=== PROBLEM STATEMENT ===
Pick up the iPad review where it stops and keep writing it in the same voice.

(Beginning of SOURCE TEXT)

Ever since I got my iPad in October last year, I've been meaning to write a review. And every time I've tried, I've given up, because I inevitably work up a lot of anger and annoyance at how Apple has taken what could have been an almost perfect product and turned it into something that sucks. Or at least, it sucks a lot more than it could have, if Apple, which used to be a nice company, hadn't been so extremely paranoid about controlling their users. To explain why I feel this way, I'll give a very brief recap of what I consider to be the most important part of the Unix philosophy:
This is the Unix philosophy: Write programs that do one thing and do it well. Write programs to work together. Write programs to handle text streams, because that is a universal interface.

(End of SOURCE TEXT)
(Beginning of RECORDS)

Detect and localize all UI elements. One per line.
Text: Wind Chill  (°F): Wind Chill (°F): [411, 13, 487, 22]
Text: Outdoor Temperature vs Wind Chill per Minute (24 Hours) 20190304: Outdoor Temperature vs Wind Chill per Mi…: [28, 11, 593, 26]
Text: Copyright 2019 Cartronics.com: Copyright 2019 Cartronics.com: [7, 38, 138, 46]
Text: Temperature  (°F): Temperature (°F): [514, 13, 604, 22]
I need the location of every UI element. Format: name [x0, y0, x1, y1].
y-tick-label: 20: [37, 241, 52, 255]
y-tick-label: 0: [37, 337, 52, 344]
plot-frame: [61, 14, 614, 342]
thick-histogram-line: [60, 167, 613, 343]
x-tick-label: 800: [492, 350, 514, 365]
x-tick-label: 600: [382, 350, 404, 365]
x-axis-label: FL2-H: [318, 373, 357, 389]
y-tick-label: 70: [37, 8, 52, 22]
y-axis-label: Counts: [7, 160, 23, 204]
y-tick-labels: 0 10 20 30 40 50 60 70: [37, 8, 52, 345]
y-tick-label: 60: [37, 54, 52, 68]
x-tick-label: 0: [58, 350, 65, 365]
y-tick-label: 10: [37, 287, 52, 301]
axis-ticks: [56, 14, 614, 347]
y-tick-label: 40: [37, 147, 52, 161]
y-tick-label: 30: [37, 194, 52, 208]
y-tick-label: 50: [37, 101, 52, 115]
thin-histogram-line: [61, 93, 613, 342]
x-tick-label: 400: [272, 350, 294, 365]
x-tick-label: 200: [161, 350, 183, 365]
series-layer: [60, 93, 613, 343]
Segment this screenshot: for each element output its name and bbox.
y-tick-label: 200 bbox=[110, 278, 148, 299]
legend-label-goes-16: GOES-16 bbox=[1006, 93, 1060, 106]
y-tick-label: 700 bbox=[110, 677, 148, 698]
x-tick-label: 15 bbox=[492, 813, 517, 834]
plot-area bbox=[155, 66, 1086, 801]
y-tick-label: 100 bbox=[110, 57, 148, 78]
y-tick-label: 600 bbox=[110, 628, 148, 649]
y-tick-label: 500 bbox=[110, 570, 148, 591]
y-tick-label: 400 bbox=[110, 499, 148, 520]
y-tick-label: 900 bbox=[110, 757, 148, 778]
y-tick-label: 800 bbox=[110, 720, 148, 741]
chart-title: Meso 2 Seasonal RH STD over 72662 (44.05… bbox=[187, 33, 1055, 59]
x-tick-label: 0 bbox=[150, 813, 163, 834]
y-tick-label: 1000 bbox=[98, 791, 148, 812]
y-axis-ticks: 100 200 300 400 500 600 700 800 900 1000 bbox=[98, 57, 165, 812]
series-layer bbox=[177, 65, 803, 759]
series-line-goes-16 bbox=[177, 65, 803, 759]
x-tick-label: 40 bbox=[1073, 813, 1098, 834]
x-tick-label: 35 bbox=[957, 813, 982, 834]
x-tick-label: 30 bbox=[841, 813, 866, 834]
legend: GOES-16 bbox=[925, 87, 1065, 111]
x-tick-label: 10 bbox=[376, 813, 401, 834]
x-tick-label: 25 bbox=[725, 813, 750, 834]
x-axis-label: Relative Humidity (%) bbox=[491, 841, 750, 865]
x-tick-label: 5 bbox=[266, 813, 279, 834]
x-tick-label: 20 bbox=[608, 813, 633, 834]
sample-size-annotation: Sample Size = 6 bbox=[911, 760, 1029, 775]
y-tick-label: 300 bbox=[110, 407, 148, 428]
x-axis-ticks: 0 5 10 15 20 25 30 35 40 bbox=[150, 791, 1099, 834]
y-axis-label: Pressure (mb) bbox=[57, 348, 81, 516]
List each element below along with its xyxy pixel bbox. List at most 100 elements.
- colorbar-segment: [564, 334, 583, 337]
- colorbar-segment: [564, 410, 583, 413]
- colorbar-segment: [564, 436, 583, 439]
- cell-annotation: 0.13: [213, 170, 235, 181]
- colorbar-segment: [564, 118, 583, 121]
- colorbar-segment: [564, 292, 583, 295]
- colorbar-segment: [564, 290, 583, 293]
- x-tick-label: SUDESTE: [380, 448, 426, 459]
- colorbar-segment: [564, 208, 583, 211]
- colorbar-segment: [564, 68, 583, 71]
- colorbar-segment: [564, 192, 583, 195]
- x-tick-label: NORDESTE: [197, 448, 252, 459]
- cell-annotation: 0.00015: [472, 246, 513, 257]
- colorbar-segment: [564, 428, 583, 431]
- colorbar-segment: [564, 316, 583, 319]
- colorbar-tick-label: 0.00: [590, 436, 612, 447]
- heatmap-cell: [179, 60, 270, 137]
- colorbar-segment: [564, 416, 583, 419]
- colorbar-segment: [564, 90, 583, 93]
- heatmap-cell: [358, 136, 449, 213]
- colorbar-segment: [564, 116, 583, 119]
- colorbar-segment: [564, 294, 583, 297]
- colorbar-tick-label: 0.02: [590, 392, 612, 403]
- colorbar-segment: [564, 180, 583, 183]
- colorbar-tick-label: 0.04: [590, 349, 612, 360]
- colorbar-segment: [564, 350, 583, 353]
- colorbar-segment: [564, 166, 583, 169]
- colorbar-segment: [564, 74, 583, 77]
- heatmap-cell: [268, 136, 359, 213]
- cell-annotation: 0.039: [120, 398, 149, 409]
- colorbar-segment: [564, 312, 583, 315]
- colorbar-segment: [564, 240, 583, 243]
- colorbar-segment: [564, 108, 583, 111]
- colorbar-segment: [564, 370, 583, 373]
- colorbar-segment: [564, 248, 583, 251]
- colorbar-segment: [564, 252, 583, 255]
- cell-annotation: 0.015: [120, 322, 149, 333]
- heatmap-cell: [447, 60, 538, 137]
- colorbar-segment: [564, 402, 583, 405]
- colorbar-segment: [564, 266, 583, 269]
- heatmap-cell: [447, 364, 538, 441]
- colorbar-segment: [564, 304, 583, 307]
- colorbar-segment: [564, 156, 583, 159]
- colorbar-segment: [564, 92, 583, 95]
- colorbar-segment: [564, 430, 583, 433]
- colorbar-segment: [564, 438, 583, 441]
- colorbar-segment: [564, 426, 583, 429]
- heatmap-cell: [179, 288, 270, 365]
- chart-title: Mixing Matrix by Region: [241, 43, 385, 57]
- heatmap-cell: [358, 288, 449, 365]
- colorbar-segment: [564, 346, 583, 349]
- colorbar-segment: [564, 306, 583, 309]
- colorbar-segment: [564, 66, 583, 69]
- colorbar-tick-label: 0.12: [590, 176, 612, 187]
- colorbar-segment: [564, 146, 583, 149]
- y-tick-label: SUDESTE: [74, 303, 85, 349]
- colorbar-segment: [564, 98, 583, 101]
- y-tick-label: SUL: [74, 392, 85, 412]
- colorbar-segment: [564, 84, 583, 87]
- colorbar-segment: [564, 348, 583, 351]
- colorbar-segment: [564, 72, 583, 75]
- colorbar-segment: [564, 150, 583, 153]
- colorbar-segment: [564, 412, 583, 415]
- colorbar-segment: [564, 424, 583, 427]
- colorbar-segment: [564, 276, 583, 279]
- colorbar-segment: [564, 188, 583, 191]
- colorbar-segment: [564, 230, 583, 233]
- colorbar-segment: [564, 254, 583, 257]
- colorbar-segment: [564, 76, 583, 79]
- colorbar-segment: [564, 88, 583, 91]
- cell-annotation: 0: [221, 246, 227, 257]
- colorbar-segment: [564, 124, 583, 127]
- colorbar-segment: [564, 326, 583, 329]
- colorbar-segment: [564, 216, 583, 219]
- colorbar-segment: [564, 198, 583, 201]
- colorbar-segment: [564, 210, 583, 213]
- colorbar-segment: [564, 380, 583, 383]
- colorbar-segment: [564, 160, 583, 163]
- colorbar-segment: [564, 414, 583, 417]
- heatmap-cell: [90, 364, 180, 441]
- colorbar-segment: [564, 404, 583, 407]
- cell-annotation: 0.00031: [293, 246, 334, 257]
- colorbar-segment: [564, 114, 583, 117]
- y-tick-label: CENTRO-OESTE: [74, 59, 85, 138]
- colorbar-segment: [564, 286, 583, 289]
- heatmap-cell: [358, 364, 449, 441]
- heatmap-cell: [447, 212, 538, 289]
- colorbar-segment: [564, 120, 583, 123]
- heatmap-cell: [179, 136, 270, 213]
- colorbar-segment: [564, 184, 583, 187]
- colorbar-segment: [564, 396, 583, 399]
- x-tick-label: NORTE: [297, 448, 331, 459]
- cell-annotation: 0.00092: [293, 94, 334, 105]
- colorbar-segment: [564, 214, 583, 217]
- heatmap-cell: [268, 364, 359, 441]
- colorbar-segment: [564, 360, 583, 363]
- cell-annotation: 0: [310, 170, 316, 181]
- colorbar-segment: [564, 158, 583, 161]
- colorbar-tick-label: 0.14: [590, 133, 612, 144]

(End of RECORDS)

=== WRITTEN RESPONSE ===
-Doug McIlroy, inventor of pipes
As a PhD student, I keep a large collection of research papers in pdf format, and I want to able to read those same papers both at my laptop, and at my office computer. Thanks to Dropbox and Skim, I can do that very easily. Of course it doesn't have to be Dropbox and Skim, it could be any file-syncing program and any pdf reader, but the point is that each program does one thing, and does it well. Dropbox syncs my files, Skim displays my pdfs, and they can work together because they can access the same file system.
In my example with the pdfs, this means that my pdf reader (I use GoodReader) cannot just be a reader, it also needs to be able to obtain pdfs, as it can't simply access files downloaded by other programs. As it happens, GoodReader has been written to talk to Dropbox, but that doesn't improve the situation very much. You can import files from Dropbox into GoodReader, but you have to select and import them one by one, so you can hardly call it syncing. Those files are then copied over to GoodReader's part of the file system, which means that if I for example make some notes in a pdf, there is no easy way to sync those changes back to my computer.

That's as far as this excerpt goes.